● Provided material
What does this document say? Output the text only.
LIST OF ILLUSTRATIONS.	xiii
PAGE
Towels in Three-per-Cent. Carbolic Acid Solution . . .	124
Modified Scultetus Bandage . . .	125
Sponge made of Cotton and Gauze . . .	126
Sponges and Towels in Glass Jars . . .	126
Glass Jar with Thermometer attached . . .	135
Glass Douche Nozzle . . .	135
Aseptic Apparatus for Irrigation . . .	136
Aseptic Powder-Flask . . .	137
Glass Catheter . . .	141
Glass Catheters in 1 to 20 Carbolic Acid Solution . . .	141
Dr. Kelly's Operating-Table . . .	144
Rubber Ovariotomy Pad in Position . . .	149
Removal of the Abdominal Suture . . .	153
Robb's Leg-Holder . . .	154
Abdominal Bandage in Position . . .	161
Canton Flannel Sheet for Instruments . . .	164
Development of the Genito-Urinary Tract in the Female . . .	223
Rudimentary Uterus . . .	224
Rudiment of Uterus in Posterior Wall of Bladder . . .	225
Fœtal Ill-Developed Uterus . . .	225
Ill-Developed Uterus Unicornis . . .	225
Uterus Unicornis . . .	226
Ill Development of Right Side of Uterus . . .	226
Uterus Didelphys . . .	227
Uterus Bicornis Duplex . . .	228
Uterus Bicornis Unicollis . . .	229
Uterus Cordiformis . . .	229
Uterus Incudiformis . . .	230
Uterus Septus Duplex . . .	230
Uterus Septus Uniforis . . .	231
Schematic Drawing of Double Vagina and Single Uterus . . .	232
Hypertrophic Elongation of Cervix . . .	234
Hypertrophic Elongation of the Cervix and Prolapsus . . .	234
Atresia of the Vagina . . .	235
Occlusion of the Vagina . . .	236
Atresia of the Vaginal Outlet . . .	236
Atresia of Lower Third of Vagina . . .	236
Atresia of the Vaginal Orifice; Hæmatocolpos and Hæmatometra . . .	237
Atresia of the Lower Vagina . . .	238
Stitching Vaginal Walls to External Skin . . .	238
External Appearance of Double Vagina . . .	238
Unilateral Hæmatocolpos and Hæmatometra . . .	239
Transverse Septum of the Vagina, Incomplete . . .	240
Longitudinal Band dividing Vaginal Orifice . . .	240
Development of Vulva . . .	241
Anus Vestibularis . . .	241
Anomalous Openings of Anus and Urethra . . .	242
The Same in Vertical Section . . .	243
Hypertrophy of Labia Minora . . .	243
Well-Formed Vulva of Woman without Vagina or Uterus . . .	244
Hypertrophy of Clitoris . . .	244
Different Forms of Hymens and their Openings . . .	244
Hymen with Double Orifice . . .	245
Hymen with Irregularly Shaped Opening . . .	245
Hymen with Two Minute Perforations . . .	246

--

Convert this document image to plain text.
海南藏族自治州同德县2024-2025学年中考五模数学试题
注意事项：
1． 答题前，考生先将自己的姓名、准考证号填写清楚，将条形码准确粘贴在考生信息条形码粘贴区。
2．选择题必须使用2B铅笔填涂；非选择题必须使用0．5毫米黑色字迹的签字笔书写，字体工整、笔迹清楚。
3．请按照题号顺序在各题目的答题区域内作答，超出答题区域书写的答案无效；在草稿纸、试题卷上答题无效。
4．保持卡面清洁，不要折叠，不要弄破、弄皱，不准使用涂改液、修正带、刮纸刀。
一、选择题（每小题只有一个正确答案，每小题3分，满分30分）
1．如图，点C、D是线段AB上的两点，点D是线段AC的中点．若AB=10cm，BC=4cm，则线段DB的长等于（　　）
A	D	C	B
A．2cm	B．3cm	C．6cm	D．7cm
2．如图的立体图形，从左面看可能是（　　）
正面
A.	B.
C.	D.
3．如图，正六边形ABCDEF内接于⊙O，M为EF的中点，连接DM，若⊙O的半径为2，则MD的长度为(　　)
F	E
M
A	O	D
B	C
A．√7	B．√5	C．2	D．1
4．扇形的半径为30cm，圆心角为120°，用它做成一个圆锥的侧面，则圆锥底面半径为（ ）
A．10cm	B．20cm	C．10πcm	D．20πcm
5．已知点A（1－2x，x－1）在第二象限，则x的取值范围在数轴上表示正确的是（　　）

* * *

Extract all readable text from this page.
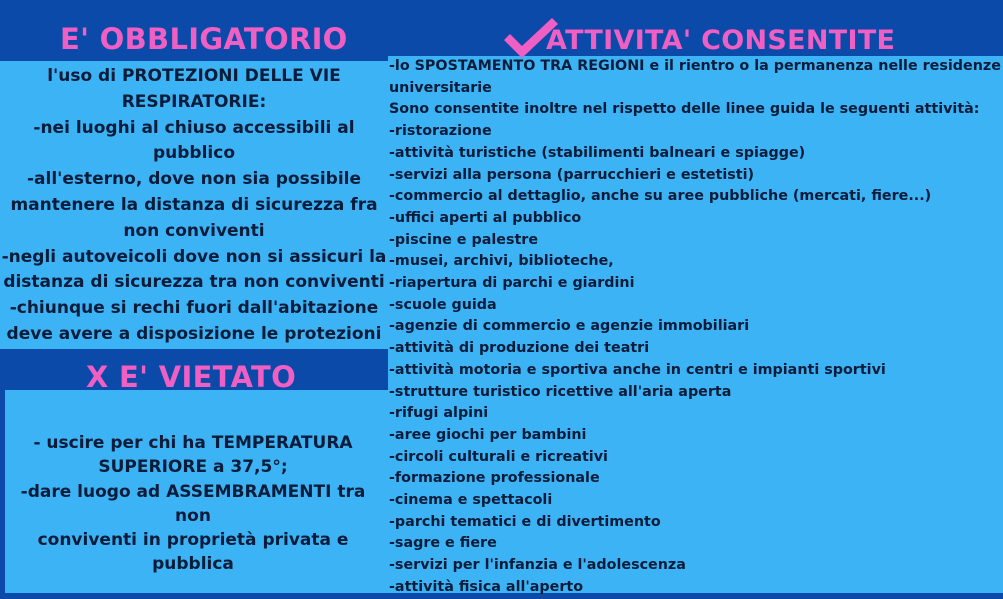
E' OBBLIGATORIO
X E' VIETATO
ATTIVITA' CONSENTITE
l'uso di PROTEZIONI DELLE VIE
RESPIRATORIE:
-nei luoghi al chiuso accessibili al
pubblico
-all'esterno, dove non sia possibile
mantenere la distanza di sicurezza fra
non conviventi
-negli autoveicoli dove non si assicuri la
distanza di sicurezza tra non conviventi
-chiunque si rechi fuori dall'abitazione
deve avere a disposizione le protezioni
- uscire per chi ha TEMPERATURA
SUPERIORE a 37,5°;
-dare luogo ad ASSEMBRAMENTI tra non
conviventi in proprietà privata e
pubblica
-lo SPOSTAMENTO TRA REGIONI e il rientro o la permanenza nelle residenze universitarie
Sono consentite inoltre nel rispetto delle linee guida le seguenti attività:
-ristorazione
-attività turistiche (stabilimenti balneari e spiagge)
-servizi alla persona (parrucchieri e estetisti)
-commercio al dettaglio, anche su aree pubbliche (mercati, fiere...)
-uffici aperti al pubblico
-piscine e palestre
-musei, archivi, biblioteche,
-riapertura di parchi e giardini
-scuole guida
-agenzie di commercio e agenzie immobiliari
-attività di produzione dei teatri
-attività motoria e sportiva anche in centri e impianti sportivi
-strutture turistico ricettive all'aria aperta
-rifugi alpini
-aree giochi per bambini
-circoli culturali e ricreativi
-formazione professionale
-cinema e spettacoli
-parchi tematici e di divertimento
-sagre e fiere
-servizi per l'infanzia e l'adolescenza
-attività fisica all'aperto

● What to do
Scan the records above for the string "text", then report every line that contains it.

● Task result
What does this document say? Output the text only.
Convert this document image to plain text.
Extract all readable text from this page.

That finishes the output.